Return the records, each one exactly as written.
<<<<
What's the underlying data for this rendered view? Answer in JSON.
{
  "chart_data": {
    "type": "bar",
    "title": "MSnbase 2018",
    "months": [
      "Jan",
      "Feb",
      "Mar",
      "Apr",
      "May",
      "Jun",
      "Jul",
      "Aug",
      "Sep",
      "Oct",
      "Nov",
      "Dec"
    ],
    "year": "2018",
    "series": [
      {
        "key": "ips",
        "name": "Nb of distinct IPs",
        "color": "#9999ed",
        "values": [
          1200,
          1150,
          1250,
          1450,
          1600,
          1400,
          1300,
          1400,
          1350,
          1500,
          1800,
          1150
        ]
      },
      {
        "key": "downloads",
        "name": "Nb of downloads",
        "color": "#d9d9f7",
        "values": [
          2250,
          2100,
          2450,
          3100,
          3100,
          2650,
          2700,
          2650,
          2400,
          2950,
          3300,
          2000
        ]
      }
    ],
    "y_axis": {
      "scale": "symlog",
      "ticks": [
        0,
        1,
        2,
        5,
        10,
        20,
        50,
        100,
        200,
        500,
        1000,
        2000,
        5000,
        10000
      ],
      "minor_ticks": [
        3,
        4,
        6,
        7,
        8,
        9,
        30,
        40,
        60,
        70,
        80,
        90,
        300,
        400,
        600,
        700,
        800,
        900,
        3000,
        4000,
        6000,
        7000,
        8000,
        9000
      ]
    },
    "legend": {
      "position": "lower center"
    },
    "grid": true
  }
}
>>>>
> [RESPONSE]
What's the underlying data for this rendered view? Answer in JSON.
{
  "chart_data": {
    "type": "bar",
    "title": "MSnbase 2018",
    "months": [
      "Jan",
      "Feb",
      "Mar",
      "Apr",
      "May",
      "Jun",
      "Jul",
      "Aug",
      "Sep",
      "Oct",
      "Nov",
      "Dec"
    ],
    "year": "2018",
    "series": [
      {
        "key": "ips",
        "name": "Nb of distinct IPs",
        "color": "#9999ed",
        "values": [
          1200,
          1150,
          1250,
          1450,
          1600,
          1400,
          1300,
          1400,
          1350,
          1500,
          1800,
          1150
        ]
      },
      {
        "key": "downloads",
        "name": "Nb of downloads",
        "color": "#d9d9f7",
        "values": [
          2250,
          2100,
          2450,
          3100,
          3100,
          2650,
          2700,
          2650,
          2400,
          2950,
          3300,
          2000
        ]
      }
    ],
    "y_axis": {
      "scale": "symlog",
      "ticks": [
        0,
        1,
        2,
        5,
        10,
        20,
        50,
        100,
        200,
        500,
        1000,
        2000,
        5000,
        10000
      ],
      "minor_ticks": [
        3,
        4,
        6,
        7,
        8,
        9,
        30,
        40,
        60,
        70,
        80,
        90,
        300,
        400,
        600,
        700,
        800,
        900,
        3000,
        4000,
        6000,
        7000,
        8000,
        9000
      ]
    },
    "legend": {
      "position": "lower center"
    },
    "grid": true
  }
}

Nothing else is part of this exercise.